# Request
Repeat every line below exactly, word for word.

Items from a dataset:
▬▬▬▬▬▬

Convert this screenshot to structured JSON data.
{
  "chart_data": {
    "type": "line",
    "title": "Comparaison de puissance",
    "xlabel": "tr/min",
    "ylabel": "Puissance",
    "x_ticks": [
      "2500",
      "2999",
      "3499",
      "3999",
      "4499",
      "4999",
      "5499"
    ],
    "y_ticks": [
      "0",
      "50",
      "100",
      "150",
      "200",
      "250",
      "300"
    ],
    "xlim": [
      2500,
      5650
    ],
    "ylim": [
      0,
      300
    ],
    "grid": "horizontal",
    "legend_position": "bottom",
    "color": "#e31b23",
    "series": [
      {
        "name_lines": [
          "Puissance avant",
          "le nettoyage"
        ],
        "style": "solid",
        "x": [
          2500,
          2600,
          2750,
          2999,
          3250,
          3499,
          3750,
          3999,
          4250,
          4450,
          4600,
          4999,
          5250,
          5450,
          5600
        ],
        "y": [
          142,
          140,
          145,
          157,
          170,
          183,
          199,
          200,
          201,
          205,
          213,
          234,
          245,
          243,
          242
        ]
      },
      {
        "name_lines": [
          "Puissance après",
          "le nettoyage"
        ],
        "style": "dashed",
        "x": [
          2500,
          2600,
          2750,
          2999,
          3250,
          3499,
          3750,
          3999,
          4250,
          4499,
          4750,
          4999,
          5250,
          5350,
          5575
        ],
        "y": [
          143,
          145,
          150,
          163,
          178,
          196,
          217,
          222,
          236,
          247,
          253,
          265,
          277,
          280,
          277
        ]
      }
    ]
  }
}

▬▬▬▬▬▬

# The response
Convert this screenshot to structured JSON data.
{
  "chart_data": {
    "type": "line",
    "title": "Comparaison de puissance",
    "xlabel": "tr/min",
    "ylabel": "Puissance",
    "x_ticks": [
      "2500",
      "2999",
      "3499",
      "3999",
      "4499",
      "4999",
      "5499"
    ],
    "y_ticks": [
      "0",
      "50",
      "100",
      "150",
      "200",
      "250",
      "300"
    ],
    "xlim": [
      2500,
      5650
    ],
    "ylim": [
      0,
      300
    ],
    "grid": "horizontal",
    "legend_position": "bottom",
    "color": "#e31b23",
    "series": [
      {
        "name_lines": [
          "Puissance avant",
          "le nettoyage"
        ],
        "style": "solid",
        "x": [
          2500,
          2600,
          2750,
          2999,
          3250,
          3499,
          3750,
          3999,
          4250,
          4450,
          4600,
          4999,
          5250,
          5450,
          5600
        ],
        "y": [
          142,
          140,
          145,
          157,
          170,
          183,
          199,
          200,
          201,
          205,
          213,
          234,
          245,
          243,
          242
        ]
      },
      {
        "name_lines": [
          "Puissance après",
          "le nettoyage"
        ],
        "style": "dashed",
        "x": [
          2500,
          2600,
          2750,
          2999,
          3250,
          3499,
          3750,
          3999,
          4250,
          4499,
          4750,
          4999,
          5250,
          5350,
          5575
        ],
        "y": [
          143,
          145,
          150,
          163,
          178,
          196,
          217,
          222,
          236,
          247,
          253,
          265,
          277,
          280,
          277
        ]
      }
    ]
  }
}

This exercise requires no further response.